→ **Task**:
Among the entries that follow, find the lines containing the string "convulsions" and copy them.
[[ Source material, beginning ]]
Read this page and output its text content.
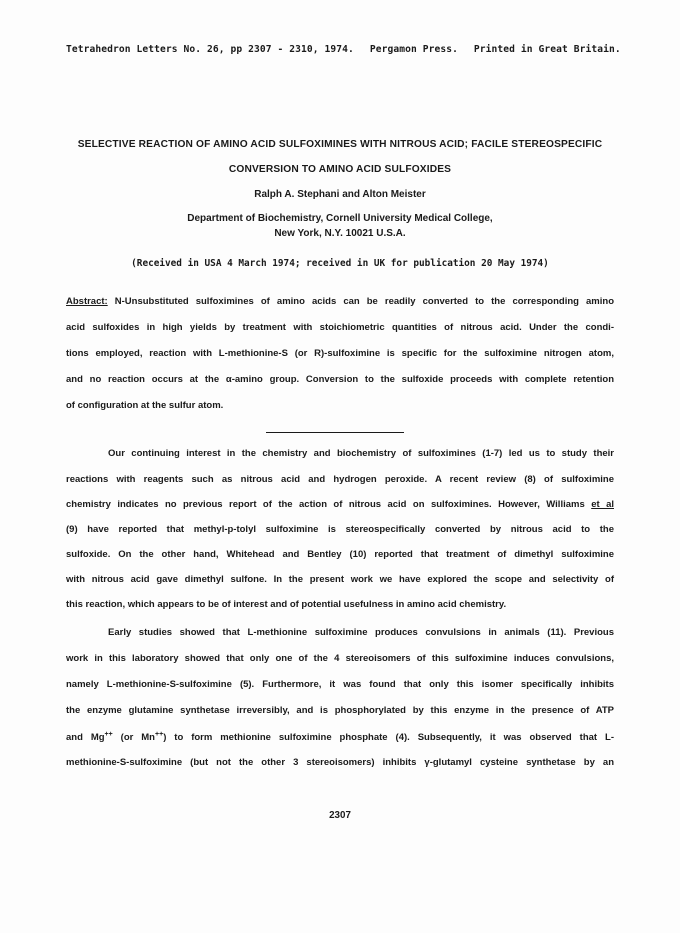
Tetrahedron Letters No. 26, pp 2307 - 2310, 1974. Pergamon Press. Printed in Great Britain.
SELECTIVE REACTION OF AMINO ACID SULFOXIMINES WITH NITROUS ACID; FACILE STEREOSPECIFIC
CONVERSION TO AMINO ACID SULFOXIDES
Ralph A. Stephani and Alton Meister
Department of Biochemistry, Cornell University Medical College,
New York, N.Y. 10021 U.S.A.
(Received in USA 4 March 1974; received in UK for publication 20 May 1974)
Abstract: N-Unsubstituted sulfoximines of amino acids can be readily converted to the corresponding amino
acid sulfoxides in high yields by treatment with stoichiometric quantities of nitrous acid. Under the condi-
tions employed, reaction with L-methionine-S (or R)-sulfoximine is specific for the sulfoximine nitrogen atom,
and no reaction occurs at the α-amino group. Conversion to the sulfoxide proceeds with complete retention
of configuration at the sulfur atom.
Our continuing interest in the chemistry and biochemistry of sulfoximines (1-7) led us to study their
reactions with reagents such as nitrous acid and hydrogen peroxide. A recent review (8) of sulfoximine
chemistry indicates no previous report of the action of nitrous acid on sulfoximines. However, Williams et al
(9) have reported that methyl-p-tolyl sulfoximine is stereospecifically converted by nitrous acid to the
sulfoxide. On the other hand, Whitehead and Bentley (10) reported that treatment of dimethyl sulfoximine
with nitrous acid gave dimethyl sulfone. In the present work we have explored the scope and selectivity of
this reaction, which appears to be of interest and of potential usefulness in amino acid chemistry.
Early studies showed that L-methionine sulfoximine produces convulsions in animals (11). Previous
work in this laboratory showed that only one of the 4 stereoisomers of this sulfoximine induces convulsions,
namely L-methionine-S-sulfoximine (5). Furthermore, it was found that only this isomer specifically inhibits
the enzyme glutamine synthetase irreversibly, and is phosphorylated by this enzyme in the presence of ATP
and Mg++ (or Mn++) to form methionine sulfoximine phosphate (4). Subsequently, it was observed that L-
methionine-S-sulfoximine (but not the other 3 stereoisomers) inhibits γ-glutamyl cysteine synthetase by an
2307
[[ Source material, end ]]
→ **Written solution**:
Early studies showed that L-methionine sulfoximine produces convulsions in animals (11). Previous
work in this laboratory showed that only one of the 4 stereoisomers of this sulfoximine induces convulsions,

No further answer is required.